**AUSGANGSTEXT**.

====

DHKP-C vom Terrorismus freigesprochen

Nach einer Prozessdauer von zehn Jahren hat ein Brüsseler Berufungsgericht die linksextreme Organisation DHKP-C vom Terrorismus freigesprochen. Drei Mitglieder wurden wohl der Bandenbildung für schuldig befunden.

Der Ball kam 1999 ins Rollen, als die türkische Aktivistin Fehriye Erdal, zusammen mit mehreren Gefährten, in Knokke festgenommen wurde. In ihrer Wohnung fand die Polizei u. a. Waffen, einen Bombenzündungsmechanismus und gefälschte Ausweise.

Erdal bleibt verschwunden

Der Prozess gegen die DHKP-C hat jahrelang gedauert.

Der Kassationshof vernichtete 2007 alle Urteile, die in diesem Prozess von den Gerichten von Brügge und Gent verhängt worden waren. Deswegen musste der Prozess vor dem Berufungsgericht von Antwerpen erneut aufgerollt werden. Aber auch dieses Urteil wurde für null und nichtig erklärt.

====

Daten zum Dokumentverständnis
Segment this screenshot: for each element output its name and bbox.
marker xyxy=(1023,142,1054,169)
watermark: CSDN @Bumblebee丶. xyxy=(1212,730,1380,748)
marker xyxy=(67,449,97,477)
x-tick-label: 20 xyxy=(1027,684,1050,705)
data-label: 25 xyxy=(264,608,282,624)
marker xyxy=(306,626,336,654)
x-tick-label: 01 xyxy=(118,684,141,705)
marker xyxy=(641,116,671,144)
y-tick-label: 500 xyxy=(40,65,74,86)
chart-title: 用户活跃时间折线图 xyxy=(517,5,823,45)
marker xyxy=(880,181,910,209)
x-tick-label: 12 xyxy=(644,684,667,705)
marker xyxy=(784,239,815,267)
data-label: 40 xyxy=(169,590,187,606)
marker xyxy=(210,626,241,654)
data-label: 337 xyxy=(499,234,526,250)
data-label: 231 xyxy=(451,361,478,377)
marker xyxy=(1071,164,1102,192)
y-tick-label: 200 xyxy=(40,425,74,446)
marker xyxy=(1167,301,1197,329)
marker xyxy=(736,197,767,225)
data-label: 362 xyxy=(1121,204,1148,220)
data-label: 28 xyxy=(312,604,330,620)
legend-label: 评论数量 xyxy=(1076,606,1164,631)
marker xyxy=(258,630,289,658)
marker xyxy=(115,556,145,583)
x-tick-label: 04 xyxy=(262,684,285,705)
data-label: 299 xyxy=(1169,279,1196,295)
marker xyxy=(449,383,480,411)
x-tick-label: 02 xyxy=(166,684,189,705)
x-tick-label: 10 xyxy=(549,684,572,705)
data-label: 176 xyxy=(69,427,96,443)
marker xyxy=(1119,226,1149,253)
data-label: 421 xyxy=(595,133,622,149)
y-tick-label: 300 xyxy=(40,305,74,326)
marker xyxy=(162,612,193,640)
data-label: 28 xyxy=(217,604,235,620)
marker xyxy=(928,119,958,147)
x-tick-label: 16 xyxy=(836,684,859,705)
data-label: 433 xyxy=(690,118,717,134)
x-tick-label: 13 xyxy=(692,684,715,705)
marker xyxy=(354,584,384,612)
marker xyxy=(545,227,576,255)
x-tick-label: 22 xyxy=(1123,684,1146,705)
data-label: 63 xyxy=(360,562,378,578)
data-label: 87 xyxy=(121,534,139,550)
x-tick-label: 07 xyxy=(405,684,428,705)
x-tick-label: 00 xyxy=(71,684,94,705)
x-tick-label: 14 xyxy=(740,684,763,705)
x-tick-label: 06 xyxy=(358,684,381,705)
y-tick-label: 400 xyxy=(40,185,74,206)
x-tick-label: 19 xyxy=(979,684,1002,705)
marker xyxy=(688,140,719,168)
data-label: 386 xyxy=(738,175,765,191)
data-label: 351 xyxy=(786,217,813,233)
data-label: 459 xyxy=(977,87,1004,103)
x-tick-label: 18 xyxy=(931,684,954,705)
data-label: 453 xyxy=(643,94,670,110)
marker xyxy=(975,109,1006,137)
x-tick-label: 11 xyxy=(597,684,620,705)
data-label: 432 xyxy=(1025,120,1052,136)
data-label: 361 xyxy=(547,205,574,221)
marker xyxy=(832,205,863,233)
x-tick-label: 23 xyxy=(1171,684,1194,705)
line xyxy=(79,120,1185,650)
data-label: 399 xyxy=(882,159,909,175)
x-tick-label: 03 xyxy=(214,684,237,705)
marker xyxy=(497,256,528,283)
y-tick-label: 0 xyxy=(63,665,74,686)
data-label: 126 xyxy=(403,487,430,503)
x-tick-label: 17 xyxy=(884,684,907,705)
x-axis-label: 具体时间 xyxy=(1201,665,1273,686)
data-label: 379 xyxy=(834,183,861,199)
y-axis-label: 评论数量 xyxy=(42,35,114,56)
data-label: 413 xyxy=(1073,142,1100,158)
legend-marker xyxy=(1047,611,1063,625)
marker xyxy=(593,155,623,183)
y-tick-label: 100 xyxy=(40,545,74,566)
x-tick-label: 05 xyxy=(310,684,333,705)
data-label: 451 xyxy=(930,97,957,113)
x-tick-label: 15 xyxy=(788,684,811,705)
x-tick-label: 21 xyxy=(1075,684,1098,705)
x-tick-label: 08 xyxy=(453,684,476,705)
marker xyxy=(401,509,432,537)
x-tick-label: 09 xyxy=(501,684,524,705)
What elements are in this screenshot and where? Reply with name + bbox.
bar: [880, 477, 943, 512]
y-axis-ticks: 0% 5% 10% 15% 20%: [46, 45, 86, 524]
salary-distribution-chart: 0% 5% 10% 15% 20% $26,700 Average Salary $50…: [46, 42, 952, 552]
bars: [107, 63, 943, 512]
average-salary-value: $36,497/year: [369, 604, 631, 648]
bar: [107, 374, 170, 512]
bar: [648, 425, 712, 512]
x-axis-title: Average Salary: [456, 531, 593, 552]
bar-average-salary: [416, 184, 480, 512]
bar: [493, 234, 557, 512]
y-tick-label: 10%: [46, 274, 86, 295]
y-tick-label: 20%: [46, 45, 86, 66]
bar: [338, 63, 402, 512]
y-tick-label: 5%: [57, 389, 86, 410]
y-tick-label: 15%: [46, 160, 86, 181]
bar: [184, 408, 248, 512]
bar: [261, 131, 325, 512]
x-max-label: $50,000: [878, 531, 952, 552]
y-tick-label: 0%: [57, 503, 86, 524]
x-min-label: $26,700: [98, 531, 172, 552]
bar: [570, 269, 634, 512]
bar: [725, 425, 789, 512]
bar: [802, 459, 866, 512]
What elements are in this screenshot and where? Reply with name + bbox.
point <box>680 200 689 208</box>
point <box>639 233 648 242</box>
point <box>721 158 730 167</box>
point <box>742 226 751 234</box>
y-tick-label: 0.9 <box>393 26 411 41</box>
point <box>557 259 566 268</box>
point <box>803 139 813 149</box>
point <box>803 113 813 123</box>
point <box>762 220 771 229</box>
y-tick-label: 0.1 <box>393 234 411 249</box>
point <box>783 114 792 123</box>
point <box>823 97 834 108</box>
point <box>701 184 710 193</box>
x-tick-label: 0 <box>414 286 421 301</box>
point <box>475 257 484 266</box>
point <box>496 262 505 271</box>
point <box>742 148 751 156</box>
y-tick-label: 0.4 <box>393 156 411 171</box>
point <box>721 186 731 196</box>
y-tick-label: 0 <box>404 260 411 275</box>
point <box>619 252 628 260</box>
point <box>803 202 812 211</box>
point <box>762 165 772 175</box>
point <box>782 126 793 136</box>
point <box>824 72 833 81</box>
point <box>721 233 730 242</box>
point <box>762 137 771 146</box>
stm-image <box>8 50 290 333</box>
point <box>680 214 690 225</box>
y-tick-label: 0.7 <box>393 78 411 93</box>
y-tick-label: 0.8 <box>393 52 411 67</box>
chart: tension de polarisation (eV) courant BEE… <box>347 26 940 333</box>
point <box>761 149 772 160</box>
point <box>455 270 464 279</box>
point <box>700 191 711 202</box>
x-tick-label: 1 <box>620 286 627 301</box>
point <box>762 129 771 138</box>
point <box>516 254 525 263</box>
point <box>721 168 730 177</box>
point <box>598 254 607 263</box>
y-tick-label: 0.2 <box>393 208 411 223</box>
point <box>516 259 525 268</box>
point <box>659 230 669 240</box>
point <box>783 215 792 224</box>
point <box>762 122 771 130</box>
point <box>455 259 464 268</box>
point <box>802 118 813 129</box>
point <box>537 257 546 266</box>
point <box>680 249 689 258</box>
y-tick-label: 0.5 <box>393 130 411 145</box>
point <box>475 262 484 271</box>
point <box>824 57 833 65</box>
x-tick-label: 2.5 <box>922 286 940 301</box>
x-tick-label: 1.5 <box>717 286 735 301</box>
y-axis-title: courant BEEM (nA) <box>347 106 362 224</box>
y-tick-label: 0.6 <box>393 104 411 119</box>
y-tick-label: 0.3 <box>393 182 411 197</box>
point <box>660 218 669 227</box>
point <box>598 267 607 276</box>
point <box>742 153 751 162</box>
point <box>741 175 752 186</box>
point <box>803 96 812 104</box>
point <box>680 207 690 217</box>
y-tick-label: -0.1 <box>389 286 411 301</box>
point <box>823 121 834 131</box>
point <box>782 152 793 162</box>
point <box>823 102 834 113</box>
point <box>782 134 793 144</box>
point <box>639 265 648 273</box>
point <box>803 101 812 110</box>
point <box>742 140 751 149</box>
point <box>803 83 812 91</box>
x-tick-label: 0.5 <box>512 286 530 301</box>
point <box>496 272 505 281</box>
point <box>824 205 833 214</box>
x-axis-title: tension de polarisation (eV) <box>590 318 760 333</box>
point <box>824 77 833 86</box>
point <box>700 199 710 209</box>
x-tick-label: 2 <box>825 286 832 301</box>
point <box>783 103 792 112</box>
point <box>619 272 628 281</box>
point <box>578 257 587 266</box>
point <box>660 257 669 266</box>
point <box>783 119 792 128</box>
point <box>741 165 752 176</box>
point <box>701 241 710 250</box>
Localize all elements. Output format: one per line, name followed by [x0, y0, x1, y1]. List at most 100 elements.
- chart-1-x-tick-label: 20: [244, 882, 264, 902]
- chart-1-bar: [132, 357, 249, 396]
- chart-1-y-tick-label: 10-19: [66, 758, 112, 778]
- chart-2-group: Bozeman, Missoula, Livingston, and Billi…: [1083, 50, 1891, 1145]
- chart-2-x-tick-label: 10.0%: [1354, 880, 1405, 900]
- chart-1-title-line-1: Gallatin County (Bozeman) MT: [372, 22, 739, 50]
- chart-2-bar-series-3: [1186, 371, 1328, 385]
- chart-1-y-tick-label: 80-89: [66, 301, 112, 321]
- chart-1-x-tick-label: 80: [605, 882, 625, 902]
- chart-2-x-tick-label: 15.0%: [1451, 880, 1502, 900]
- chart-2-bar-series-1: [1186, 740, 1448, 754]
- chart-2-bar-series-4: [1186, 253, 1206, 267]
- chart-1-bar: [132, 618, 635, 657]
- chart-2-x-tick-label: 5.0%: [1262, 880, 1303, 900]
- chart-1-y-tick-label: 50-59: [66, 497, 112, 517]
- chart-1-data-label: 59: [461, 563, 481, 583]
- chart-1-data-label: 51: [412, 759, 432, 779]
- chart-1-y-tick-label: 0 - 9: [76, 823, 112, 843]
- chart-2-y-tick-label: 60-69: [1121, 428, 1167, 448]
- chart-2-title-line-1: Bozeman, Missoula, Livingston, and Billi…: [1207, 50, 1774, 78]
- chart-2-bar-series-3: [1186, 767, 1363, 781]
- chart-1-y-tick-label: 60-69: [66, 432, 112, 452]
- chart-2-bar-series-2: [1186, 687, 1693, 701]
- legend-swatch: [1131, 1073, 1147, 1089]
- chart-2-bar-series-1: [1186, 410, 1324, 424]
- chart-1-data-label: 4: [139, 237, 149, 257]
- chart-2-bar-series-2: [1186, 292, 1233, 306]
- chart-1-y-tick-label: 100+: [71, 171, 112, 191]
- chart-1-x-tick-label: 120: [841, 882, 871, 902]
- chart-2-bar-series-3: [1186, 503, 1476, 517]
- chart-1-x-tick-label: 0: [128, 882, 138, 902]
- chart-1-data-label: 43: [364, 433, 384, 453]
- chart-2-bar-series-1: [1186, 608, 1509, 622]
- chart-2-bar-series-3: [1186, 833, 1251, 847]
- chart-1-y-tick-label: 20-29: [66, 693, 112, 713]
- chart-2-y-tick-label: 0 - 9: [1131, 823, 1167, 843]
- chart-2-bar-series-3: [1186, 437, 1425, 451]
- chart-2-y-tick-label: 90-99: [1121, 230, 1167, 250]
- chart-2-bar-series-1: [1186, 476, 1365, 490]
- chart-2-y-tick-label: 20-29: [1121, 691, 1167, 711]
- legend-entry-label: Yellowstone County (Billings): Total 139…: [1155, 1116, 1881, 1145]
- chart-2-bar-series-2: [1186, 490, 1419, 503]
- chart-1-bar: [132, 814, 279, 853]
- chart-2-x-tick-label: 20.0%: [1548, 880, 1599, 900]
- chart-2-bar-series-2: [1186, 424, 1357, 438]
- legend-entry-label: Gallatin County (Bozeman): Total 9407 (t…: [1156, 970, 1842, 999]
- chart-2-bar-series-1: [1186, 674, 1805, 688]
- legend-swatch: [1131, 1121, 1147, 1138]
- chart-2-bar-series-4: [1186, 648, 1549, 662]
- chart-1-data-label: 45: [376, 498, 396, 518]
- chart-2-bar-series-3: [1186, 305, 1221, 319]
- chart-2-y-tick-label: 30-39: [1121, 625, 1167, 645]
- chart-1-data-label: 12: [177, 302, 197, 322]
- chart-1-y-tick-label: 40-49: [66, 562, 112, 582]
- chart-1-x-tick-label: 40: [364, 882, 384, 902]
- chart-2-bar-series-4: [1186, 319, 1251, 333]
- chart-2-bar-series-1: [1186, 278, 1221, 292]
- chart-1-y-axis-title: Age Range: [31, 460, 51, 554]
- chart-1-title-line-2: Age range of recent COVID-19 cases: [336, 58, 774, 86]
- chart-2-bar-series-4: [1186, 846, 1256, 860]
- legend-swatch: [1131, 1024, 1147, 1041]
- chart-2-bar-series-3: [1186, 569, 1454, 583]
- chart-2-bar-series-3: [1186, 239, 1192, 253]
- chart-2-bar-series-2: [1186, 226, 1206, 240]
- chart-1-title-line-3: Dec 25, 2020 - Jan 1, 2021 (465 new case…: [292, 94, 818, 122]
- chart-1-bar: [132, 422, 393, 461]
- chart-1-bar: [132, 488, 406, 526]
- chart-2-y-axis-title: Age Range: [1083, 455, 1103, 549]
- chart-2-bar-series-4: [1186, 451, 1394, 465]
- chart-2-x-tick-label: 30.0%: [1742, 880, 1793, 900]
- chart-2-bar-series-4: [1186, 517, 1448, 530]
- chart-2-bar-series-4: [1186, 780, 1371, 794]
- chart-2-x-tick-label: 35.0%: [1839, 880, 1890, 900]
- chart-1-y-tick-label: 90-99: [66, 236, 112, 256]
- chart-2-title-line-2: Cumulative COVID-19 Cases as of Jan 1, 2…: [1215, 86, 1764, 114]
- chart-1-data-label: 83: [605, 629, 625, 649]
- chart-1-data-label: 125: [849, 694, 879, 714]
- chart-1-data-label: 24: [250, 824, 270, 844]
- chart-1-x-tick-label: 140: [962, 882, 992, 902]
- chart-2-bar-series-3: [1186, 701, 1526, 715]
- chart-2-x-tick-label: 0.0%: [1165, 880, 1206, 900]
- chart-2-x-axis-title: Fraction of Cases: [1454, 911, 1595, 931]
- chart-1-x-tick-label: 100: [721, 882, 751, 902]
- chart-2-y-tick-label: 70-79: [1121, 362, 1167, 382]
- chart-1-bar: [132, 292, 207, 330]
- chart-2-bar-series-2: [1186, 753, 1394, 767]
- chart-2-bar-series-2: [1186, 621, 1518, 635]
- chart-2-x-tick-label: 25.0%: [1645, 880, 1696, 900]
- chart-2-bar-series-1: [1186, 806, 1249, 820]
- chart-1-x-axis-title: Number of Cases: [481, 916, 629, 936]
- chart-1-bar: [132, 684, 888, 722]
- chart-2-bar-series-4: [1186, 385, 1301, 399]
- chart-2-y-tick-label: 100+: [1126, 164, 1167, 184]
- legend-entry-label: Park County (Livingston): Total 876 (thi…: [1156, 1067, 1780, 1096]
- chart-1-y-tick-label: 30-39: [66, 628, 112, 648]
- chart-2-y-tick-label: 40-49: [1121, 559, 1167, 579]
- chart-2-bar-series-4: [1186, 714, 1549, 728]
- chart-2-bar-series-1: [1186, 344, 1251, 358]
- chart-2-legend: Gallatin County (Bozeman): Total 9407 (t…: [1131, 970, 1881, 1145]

====

**ZU ERLEDIGENDE AUFGABEN**.
1. Übersetze diesen Satz aus dem Text über den DHKP-C-Prozess ins Englische: „In ihrer Wohnung fand die Polizei u. a. Waffen, einen Bombenzündungsmechanismus und gefälschte Ausweise.“
2. Führe den Text über den DHKP-C-Prozess nach seinem letzten Satz weiter.

**ANTWORTLISTE**.
1. In her apartment, the police found, among other things, weapons, a bomb detonation mechanism, and forged identity papers.

2.
Das Brüsseler Berufungsgericht urteilt in dieser Angelegenheit, dass die DHKP-C keine kriminelle Organisation ist und nicht des Terrorismus schuldig ist. Drei Mitglieder sind jedoch der Bandenbildung für schuldig befunden worden une erhielten Gefängnisstrafen von zwei bis drei Jahren mit Bewährung.

Das bekannteste Mitglied der linksextremen Organisation, Fehriye Erdal (Foto), ist seit der ersten Verurteilung, vor mehr als drei Jahren, untergetaucht.

Der öffentliche Ankläger hat zwei Wochen Zeit, um gegen dieses Urteil beim Kassationshof Einspruch zu erheben.